Domingo, hoyo 18, U.S. Open. Tiger afrontaba un putt de cuatro metros para birdie sobre un green tan rápido como una placa de hielo. Si la bola entraba, forzaría un playoff frente a Rocco Mediate, un jugador de 45 años intentando ganar su primer grande. Woods llevaba toda la semana pegando golpes sobre una sola pierna, recibiendo masajes nada más finalizar la jornada y tomando pastillas para superar una cruda realidad. “Mi rodilla está rota”, diría después. No estaba jugando tan bien como en otras citas. Se encontraba en Torrey Pines, uno de sus campos favoritos, y había pasado cuatro días jugando desde el rough, recuperando desde los bunkers y haciendo lo mismo que el resto de contendientes aquella semana: sobrevivir al major más duro que existe. “Sabía que lo iba a meter”, dijo Mediate cuando vio cómo entraba la bola.
No sabemos demasiado sobre Tiger Woods. Sí que conocemos historias de un niño prodigio, criado por un padre militar que se implicó en su educación hasta el punto de convertirse también en su entrenador, su guía espiritual y su ejemplo a seguir. Sabemos que ganó tres U.S. Amateur, que revolucionó el mundo del golf con la misma fuerza que un oso revolviéndose en una despensa y que tras ser operado en varias ocasiones de su rodilla, su mujer le persiguió con un hierro hasta que estrelló su coche en un árbol. Sin embargo, no sabemos qué le mueve para querer superar los 18 majors de Nicklaus, qué le gusta hacer en su tiempo libre, si tiene amigos de verdad o si disfruta de la vida que ha construido a su alrededor. No sabemos si podría pasar los años sin practicar este deporte o hasta qué punto ha cambiado después de que conociéramos que acostumbraba a visitar a más mujeres que la media de los americanos. Todo eso lo desconocemos porque Tiger se esconde detrás de una imagen, la del número uno, el mejor golfista de la historia, y la cuida con tanto mimo que es difícil escucharle decir algo distinto a “me encanta la competición”, o “solo busco ir golpe a golpe” y otras cosas por el estilo. Es un misterio.
Ahora bien, cualquiera que estuviera viendo en 2008 aquel U.S. Open sabía lo mismo que Rocco Mediate. Tiger iba a meter ese putt. Y realmente no nos hace falta saber nada más aunque nuestra fascinación por él aumente con el paso de los años. Toda la carrera de Woods se puede resumir en esa frase. “Va a meter ese putt”. Ya lo hizo en el PGA Championship en el 2000, en The Players en 2001 o incluso en el U.S. Amateur del 96. No era el jugador que le pegaba más fuerte, el más recto desde el tee, el más preciso con los hierros o el más habilidoso cerca de los greenes, aunque era muy, muy bueno en todas esas cosas. Su grandeza no es fácil de explicar porque hemos visto a muchos otros jugadores a lo largo de la historia hacer las cosas mejor que él. Seve tenía toneladas de imaginación más que Tiger, Trevino cogía muchas más calles y greenes, Tom Watson metía putts tan largos como la ruta 66 y Nicklaus tenía una solidez acorde a su estructura corporal: fuerte, ancha, inamovible. Pero al igual que Woods, metía esos putts. Hay muchas similitudes entre Jack y su perseguidor.
━━━━━━━━━━━━━━━━━━━━
**PROBLEMAS A RESOLVER**
• 1. Según el texto sobre Tiger Woods, ¿por qué sabemos tan poco de él? Explícalo en una a tres oraciones.
• 2. Prosigue el texto sobre Tiger Woods a partir de su última oración.

[Anotaciones de elementos de la página]
━━━━━━━━━━━━━━━━━━━━
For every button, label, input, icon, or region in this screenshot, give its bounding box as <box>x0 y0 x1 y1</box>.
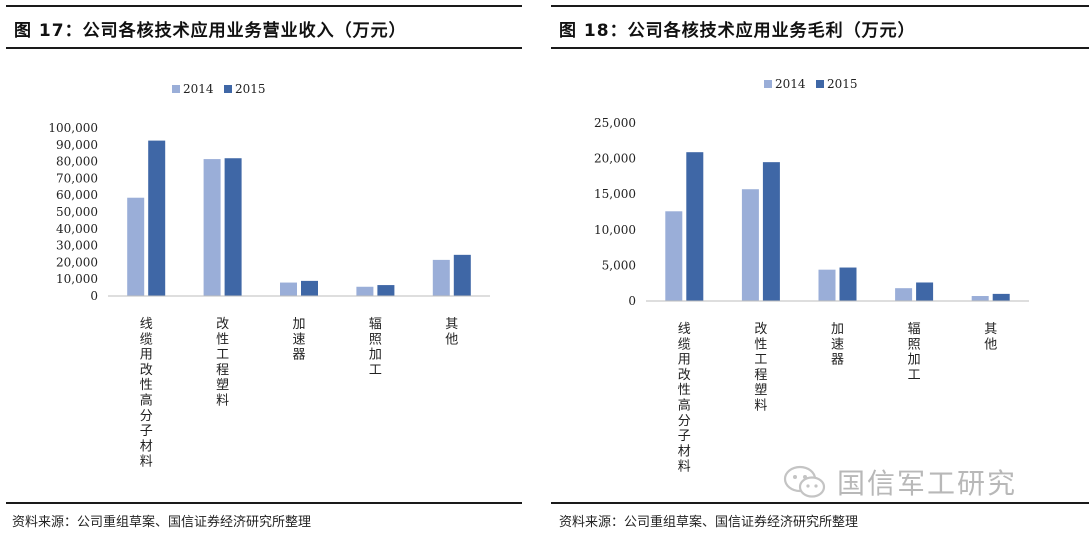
category-label: 线缆用改性高分子材料 <box>140 317 153 470</box>
bar-2014 <box>127 197 145 296</box>
chart-title: 图 18：公司各核技术应用业务毛利（万元） <box>559 21 916 41</box>
y-tick-label: 25,000 <box>594 116 636 130</box>
footer-rule <box>551 502 1089 504</box>
y-tick-label: 30,000 <box>56 239 98 253</box>
category-label: 改性工程塑料 <box>754 322 767 414</box>
bar-2014 <box>818 269 836 301</box>
bar-2015 <box>839 267 857 301</box>
bar-2015 <box>992 293 1010 301</box>
bar-2014 <box>356 286 374 296</box>
chart-panel-gross-profit: 图 18：公司各核技术应用业务毛利（万元） 0 5,000 10,000 15,000… <box>549 0 1089 538</box>
y-tick-label: 5,000 <box>602 258 636 272</box>
bar-2015 <box>224 158 242 296</box>
bar-2014 <box>432 259 450 296</box>
category-label: 加速器 <box>292 317 305 363</box>
category-label: 线缆用改性高分子材料 <box>678 322 691 475</box>
bar-2015 <box>148 140 166 296</box>
legend-swatch-2015 <box>816 80 824 88</box>
chart-title-bar: 图 18：公司各核技术应用业务毛利（万元） <box>551 5 1089 49</box>
y-tick-label: 20,000 <box>56 255 98 269</box>
legend-swatch-2014 <box>172 85 180 93</box>
legend-swatch-2014 <box>764 80 772 88</box>
legend-label: 2014 <box>183 82 214 96</box>
bar-2014 <box>280 282 297 296</box>
bar-2015 <box>301 280 318 296</box>
footer-rule <box>6 502 522 504</box>
bar-2014 <box>741 189 759 301</box>
category-label: 改性工程塑料 <box>216 317 229 409</box>
source-note: 资料来源：公司重组草案、国信证券经济研究所整理 <box>12 515 312 530</box>
y-tick-label: 0 <box>628 294 636 308</box>
bar-2014 <box>665 211 683 301</box>
bar-2015 <box>453 254 471 296</box>
chart-panel-revenue: 图 17：公司各核技术应用业务营业收入（万元） 0 10,000 20,000 30,… <box>0 0 522 538</box>
category-label: 辐照加工 <box>369 317 382 378</box>
bar-2014 <box>895 288 913 301</box>
y-tick-label: 60,000 <box>56 188 98 202</box>
y-tick-label: 100,000 <box>48 121 98 135</box>
bar-2015 <box>762 162 780 301</box>
revenue-bar-chart: 0 10,000 20,000 30,000 40,000 50,000 60,000 70,… <box>48 82 490 470</box>
chart-title: 图 17：公司各核技术应用业务营业收入（万元） <box>14 21 407 41</box>
y-tick-label: 15,000 <box>594 187 636 201</box>
watermark: 国信军工研究 <box>783 462 1017 502</box>
bar-2014 <box>971 296 989 301</box>
y-tick-label: 50,000 <box>56 205 98 219</box>
legend-swatch-2015 <box>224 85 232 93</box>
watermark-text: 国信军工研究 <box>837 467 1018 500</box>
bar-2015 <box>377 285 395 296</box>
legend-label: 2014 <box>775 77 806 91</box>
bar-2015 <box>916 282 934 301</box>
legend-label: 2015 <box>827 77 858 91</box>
wechat-icon <box>783 465 826 498</box>
category-label: 其他 <box>984 322 997 352</box>
category-label: 其他 <box>445 317 458 347</box>
bar-2014 <box>203 159 221 296</box>
bar-2015 <box>686 152 704 301</box>
y-tick-label: 10,000 <box>594 223 636 237</box>
y-tick-label: 0 <box>90 289 98 303</box>
category-label: 加速器 <box>831 322 844 368</box>
y-tick-label: 90,000 <box>56 138 98 152</box>
gross-profit-bar-chart: 0 5,000 10,000 15,000 20,000 25,000 线缆用改性高分子材料… <box>594 77 1029 475</box>
source-note: 资料来源：公司重组草案、国信证券经济研究所整理 <box>559 515 859 530</box>
y-tick-label: 40,000 <box>56 222 98 236</box>
chart-title-bar: 图 17：公司各核技术应用业务营业收入（万元） <box>6 5 522 49</box>
category-label: 辐照加工 <box>908 322 921 383</box>
y-tick-label: 80,000 <box>56 155 98 169</box>
legend-label: 2015 <box>235 82 266 96</box>
y-tick-label: 70,000 <box>56 171 98 185</box>
y-tick-label: 20,000 <box>594 152 636 166</box>
y-tick-label: 10,000 <box>56 272 98 286</box>
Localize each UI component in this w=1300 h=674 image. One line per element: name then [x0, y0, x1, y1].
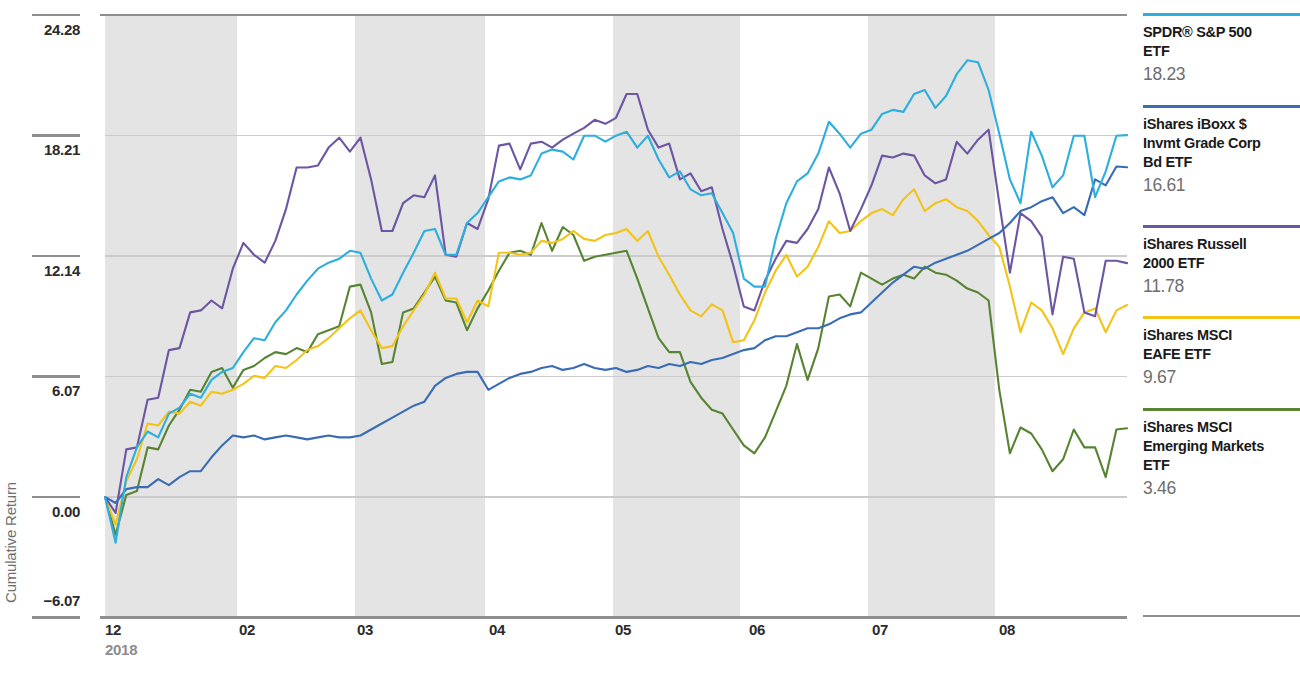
━━━━━━━━━━━━━━━━━━━━
**SOLUCIONES PROPUESTAS**
• 1. Sabemos poco de él porque Tiger se esconde detrás de una imagen, la del número uno y mejor golfista de la historia. La cuida con tanto mimo que es difícil escucharle decir algo distinto a «me encanta la competición» o «solo busco ir golpe a golpe».

• 2.
Desde aquel último grande hasta el comienzo de esta temporada, Tiger no se comportaba igual en los greenes. El PGA Tour cuenta con una estadística llamada “Strokes gained putting”, que han elaborado en el MIT y que suponemos el culmen de la precisión en cuanto a medir la realidad se refiere. Desde 2004 hasta 2008, estuvo en el top 5 tres veces. ¿Su mejor puesto desde entonces? Trigésimo octavo en 2012. Se han manejado muchas razones para explicar este cambio. Se ha dicho que ya no es el mismo desde su lesión, que el escándalo en los medios afectó sobremanera a su estoica mentalidad o que el nuevo swing que construye junto a Sean Foley no es lo suficientemente bueno. Incluso parecía que contaba con lo que en otros deportes se ha llamado “fatiga cognitiva”, que básicamente defiende que cuanto más tiempo se realiza una actividad, más fallos se cometen y más difícil es afrontar una nueva prueba con una actitud positiva, como la de los primeros días. Todos creímos en algún momento alguna de estas hipótesis, aunque él prefiere reducirlo a esta sentencia: “Cuando he sido capaz de entrenar, he rendido siempre a buen nivel”.
Los cinco torneos que ha disputado en 2013 se han saldado con tres victorias. “Está pateando mejor que una máquina”, decía Johnny Miller en The Golf Channel. En Doral hizo 100 putts en 72 hoyos; en Bay Hill, ganó 3,89 por vuelta respecto a la media del resto de participantes (15,56 en todo el torneo) y entre los dos torneos consiguió meter un total de 35 superiores a los tres metros. Woods está volviendo a meter esos putts. Los más largos, los que son para birdie o para eagle y pasan mordiendo el borde del hoyo o los cruciales para par en los momentos de máxima tensión. Su juego corto está a la altura de sus mejores años y además tiene una nueva novia. “¡Apuesten por él! ¿Cómo no va a ganar el Masters?”, parecen clamar en Las Vegas.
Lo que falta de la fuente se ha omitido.